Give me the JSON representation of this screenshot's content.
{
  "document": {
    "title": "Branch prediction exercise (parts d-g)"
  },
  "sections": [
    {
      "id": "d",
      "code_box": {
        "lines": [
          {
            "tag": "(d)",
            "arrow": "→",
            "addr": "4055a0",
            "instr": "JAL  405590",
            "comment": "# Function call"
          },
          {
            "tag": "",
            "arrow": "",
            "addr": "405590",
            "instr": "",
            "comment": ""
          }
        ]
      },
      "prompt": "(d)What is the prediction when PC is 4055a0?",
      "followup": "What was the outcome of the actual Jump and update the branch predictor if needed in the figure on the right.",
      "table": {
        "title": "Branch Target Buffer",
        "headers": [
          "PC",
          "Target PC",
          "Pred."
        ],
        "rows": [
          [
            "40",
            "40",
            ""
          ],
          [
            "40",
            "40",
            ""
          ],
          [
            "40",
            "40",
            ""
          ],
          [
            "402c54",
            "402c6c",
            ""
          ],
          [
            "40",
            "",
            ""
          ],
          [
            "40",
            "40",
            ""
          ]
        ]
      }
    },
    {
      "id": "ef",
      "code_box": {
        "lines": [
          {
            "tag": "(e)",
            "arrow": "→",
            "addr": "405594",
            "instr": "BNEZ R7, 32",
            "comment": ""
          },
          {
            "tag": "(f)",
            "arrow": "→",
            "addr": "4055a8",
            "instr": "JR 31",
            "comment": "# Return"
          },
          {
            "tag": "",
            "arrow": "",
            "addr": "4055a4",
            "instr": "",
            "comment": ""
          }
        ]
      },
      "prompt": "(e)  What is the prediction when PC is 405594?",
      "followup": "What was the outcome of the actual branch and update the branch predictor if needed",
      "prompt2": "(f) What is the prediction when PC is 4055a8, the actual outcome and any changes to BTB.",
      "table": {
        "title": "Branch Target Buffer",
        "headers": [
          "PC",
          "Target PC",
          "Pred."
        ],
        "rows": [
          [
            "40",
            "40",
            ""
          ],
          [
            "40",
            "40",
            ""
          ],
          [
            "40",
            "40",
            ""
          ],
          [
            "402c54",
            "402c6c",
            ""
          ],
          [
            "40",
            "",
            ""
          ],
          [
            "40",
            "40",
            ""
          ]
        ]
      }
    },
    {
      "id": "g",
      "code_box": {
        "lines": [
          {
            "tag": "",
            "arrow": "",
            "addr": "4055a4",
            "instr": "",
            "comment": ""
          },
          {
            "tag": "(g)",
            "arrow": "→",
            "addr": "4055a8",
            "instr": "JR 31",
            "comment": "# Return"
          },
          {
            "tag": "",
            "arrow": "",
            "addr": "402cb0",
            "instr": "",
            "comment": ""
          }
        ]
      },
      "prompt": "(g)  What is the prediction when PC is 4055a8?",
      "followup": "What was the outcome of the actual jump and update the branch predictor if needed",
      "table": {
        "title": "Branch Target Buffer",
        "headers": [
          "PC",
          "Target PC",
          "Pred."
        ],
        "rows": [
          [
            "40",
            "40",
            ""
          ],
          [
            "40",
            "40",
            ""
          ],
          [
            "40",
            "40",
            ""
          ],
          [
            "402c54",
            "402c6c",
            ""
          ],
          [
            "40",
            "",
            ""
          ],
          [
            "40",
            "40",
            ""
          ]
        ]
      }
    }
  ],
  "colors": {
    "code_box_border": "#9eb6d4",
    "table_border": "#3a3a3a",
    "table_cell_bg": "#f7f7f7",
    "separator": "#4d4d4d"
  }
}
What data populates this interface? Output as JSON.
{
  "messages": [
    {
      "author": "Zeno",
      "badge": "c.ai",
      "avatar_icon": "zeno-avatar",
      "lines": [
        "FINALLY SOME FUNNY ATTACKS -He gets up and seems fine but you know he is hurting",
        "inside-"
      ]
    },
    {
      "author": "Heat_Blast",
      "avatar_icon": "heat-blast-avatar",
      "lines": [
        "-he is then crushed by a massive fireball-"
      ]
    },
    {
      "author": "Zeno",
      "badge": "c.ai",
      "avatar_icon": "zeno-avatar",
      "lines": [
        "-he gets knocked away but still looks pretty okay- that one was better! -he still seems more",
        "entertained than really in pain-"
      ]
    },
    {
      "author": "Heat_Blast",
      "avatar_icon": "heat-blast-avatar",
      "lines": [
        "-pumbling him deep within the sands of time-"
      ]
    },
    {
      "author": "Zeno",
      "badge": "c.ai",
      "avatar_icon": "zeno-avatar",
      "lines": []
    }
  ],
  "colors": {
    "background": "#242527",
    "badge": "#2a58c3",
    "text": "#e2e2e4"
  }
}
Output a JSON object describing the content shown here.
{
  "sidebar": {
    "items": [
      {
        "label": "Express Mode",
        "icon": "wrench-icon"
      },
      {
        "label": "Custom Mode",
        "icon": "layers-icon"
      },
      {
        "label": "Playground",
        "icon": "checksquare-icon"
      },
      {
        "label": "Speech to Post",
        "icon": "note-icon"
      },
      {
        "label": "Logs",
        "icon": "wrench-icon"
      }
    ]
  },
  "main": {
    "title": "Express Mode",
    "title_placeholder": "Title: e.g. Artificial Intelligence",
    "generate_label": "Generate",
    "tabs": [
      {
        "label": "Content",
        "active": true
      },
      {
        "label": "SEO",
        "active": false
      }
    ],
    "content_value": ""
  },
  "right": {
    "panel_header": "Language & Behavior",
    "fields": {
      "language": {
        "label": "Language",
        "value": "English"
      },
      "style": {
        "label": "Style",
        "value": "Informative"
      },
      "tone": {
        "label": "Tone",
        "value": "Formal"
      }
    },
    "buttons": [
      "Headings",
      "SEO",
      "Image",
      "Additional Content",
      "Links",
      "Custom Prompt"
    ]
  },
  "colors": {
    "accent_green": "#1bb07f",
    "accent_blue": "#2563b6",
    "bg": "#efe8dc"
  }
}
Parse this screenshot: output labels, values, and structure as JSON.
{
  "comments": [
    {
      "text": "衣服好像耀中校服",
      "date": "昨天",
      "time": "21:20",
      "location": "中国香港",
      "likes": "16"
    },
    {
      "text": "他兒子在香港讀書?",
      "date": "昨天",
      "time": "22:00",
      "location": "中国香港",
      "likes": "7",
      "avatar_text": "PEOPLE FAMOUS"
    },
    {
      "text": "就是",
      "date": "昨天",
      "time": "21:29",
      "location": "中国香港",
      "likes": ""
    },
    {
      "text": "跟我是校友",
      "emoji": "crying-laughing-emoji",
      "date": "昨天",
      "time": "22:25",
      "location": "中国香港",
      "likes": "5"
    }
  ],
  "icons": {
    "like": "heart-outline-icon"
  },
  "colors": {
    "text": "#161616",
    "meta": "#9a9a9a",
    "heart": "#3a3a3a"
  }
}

_____

Exercise |
Return each line in the records that holds the string "gets".

Answer to this task |
        "FINALLY SOME FUNNY ATTACKS -He gets up and seems fine but you know he is hurting",
        "-he gets knocked away but still looks pretty okay- that one was better! -he still seems more",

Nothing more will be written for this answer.